Spatial annotation entries:

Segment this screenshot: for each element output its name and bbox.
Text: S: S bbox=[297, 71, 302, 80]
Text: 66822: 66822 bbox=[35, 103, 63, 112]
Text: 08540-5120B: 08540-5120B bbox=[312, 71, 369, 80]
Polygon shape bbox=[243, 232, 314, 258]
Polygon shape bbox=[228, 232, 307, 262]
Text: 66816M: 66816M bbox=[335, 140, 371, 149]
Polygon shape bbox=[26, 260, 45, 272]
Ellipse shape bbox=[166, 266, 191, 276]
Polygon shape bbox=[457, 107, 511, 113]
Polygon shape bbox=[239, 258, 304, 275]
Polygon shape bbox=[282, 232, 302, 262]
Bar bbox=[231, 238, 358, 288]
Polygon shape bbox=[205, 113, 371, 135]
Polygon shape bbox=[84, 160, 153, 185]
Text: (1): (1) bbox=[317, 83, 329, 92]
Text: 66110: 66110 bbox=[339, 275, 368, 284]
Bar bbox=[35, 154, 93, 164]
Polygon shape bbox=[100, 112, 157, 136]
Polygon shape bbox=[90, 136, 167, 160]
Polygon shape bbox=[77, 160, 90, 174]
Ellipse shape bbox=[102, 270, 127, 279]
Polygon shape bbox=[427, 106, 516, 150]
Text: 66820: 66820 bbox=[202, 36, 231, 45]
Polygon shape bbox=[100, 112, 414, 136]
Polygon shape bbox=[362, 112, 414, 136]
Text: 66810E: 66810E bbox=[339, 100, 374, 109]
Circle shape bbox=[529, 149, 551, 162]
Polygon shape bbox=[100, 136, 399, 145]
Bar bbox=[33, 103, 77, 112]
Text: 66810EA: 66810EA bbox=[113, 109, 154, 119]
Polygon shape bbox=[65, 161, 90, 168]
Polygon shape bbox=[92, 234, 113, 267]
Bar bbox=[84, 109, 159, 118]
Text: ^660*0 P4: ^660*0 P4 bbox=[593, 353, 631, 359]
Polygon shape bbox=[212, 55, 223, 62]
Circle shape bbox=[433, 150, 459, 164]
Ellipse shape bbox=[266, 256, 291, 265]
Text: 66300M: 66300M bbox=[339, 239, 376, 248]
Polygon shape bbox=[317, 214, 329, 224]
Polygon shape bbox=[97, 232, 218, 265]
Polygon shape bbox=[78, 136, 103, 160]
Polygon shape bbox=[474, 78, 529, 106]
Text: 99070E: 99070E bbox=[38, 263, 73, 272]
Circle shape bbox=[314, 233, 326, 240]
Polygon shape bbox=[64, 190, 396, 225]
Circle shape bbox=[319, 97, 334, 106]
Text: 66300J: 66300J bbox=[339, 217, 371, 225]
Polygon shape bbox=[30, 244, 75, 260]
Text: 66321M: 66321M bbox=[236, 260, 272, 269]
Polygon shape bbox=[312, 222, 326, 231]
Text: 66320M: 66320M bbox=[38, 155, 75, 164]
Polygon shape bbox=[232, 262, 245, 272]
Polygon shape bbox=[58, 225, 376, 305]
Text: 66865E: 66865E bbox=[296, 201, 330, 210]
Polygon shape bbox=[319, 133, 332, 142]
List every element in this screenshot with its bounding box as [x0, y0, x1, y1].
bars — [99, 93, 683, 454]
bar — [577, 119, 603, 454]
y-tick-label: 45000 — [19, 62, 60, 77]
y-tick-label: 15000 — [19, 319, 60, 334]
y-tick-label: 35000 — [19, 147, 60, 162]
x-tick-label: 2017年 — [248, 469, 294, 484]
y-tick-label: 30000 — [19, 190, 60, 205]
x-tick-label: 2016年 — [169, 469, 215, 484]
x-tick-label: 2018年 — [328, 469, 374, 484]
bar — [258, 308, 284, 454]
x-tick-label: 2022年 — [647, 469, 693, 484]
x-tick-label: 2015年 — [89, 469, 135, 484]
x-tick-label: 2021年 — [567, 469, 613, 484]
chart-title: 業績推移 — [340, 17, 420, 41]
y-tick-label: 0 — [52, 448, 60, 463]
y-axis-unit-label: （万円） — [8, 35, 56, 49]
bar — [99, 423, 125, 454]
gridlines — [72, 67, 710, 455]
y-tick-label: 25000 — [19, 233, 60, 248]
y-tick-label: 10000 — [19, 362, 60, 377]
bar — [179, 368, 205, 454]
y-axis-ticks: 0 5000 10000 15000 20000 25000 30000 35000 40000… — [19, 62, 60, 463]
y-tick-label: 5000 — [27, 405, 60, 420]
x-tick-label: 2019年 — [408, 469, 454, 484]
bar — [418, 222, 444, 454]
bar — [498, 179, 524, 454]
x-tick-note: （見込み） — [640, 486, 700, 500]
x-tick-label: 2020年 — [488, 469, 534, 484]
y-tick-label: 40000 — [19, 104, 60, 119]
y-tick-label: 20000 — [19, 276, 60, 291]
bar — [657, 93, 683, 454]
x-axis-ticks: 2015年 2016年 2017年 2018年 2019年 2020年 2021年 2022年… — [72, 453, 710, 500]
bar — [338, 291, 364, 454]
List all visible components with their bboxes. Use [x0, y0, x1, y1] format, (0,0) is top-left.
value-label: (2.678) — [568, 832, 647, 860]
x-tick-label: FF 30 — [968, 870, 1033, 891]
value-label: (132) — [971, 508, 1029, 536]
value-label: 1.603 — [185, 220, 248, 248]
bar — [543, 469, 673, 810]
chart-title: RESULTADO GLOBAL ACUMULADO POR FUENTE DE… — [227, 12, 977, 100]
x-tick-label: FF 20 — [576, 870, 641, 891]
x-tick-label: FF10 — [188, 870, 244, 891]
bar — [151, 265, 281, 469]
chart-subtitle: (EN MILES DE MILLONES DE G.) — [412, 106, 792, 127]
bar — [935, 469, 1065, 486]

» WHAT IS EXPECTED: Rewrite the stretch of rows from the first one through the line containing "Polygon shape bbox=[212, 55, 223, 62]", replacing each "Ellipse" with "Oval" and leaving everything else unchanged.

» EXPECTED ANSWER:
Segment this screenshot: for each element output its name and bbox.
Text: S: S bbox=[297, 71, 302, 80]
Text: 66822: 66822 bbox=[35, 103, 63, 112]
Text: 08540-5120B: 08540-5120B bbox=[312, 71, 369, 80]
Polygon shape bbox=[243, 232, 314, 258]
Polygon shape bbox=[228, 232, 307, 262]
Text: 66816M: 66816M bbox=[335, 140, 371, 149]
Polygon shape bbox=[26, 260, 45, 272]
Oval shape bbox=[166, 266, 191, 276]
Polygon shape bbox=[457, 107, 511, 113]
Polygon shape bbox=[239, 258, 304, 275]
Polygon shape bbox=[282, 232, 302, 262]
Bar bbox=[231, 238, 358, 288]
Polygon shape bbox=[205, 113, 371, 135]
Polygon shape bbox=[84, 160, 153, 185]
Text: (1): (1) bbox=[317, 83, 329, 92]
Text: 66110: 66110 bbox=[339, 275, 368, 284]
Bar bbox=[35, 154, 93, 164]
Polygon shape bbox=[100, 112, 157, 136]
Polygon shape bbox=[90, 136, 167, 160]
Polygon shape bbox=[77, 160, 90, 174]
Oval shape bbox=[102, 270, 127, 279]
Polygon shape bbox=[427, 106, 516, 150]
Text: 66820: 66820 bbox=[202, 36, 231, 45]
Polygon shape bbox=[100, 112, 414, 136]
Polygon shape bbox=[362, 112, 414, 136]
Text: 66810E: 66810E bbox=[339, 100, 374, 109]
Circle shape bbox=[529, 149, 551, 162]
Polygon shape bbox=[100, 136, 399, 145]
Bar bbox=[33, 103, 77, 112]
Text: 66810EA: 66810EA bbox=[113, 109, 154, 119]
Polygon shape bbox=[65, 161, 90, 168]
Polygon shape bbox=[92, 234, 113, 267]
Bar bbox=[84, 109, 159, 118]
Text: ^660*0 P4: ^660*0 P4 bbox=[593, 353, 631, 359]
Polygon shape bbox=[212, 55, 223, 62]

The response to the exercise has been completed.